GIVEN PROBLEM:
Pull out every line in the data that has the string "structure" in it.

--- Start RECORDED INFORMATION ---

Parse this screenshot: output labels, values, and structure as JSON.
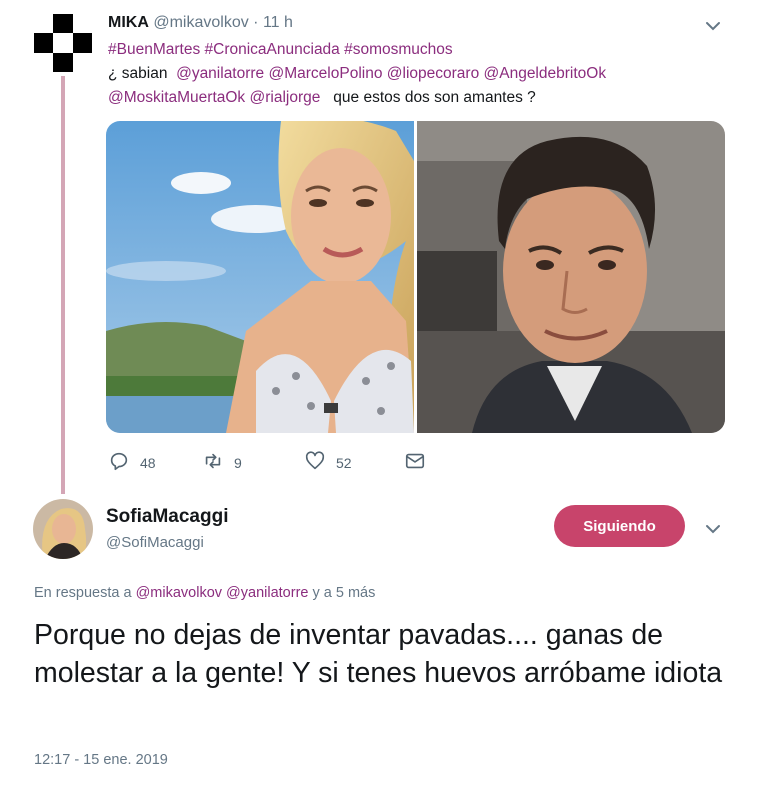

--- End RECORDED INFORMATION ---
--- Start RECORDED INFORMATION ---

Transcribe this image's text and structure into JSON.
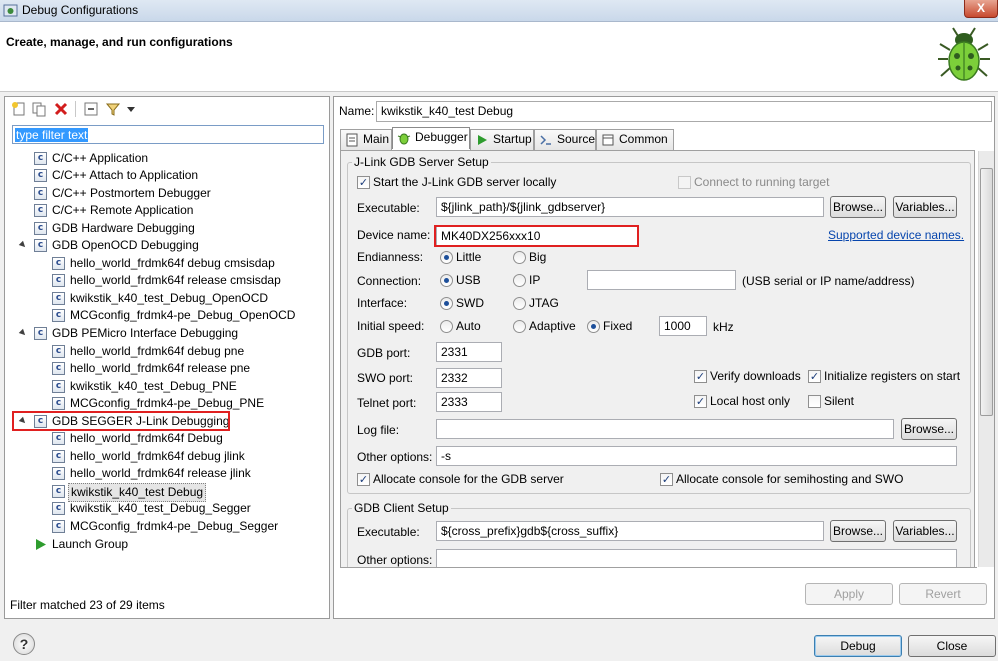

--- End RECORDED INFORMATION ---
--- Start RECORDED INFORMATION ---

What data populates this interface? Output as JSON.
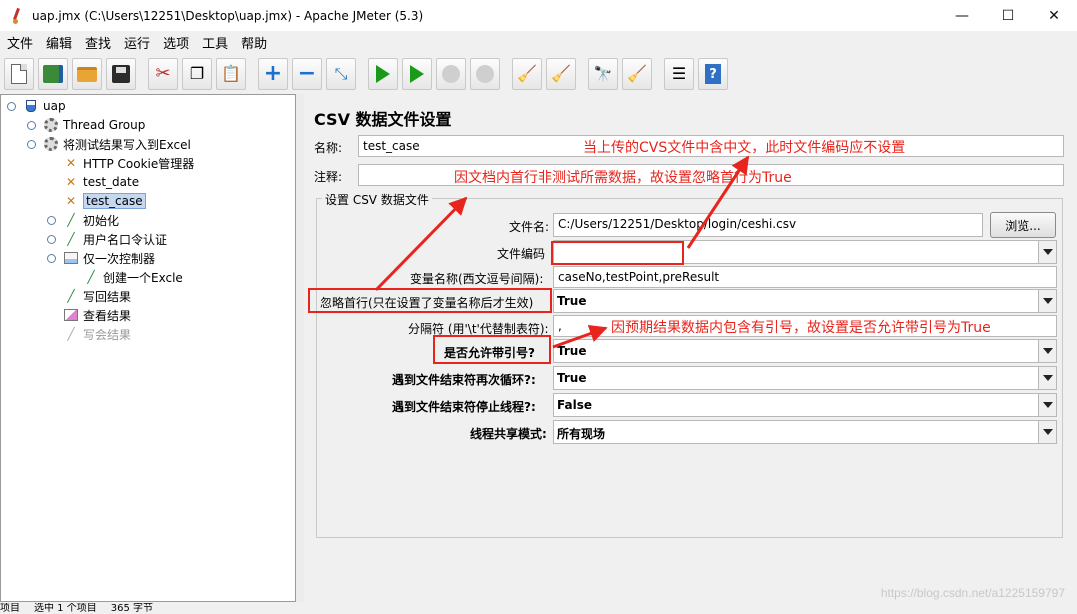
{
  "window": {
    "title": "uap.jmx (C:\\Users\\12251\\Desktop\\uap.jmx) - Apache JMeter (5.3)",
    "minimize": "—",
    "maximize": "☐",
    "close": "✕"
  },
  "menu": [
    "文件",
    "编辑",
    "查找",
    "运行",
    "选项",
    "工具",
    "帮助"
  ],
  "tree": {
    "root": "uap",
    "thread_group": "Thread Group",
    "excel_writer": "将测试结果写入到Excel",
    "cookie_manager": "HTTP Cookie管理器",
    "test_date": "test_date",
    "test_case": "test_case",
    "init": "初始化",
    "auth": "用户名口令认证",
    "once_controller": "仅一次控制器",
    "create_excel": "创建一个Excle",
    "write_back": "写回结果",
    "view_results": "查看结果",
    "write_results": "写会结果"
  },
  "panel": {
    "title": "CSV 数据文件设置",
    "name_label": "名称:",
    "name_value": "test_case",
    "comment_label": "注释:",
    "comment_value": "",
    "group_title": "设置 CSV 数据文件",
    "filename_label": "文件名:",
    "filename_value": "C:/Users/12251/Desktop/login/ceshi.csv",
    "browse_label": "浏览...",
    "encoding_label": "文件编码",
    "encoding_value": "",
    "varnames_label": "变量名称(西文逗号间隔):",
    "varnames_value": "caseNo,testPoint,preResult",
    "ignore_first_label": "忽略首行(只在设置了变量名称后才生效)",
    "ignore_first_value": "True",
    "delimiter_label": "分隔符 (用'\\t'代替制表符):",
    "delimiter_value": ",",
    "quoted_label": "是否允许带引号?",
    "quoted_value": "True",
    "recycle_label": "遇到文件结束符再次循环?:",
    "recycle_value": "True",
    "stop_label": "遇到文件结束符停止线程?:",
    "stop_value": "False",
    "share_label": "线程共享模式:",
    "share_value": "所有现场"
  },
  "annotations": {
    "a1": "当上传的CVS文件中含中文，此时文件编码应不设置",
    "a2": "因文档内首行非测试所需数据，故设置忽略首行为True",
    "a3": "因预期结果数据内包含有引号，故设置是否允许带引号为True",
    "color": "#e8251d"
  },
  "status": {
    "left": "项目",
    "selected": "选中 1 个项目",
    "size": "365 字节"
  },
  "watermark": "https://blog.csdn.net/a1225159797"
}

--- End RECORDED INFORMATION ---

TASK RESULT:
Parse this screenshot: output labels, values, and structure as JSON.
Transcribe this image's text and structure into JSON.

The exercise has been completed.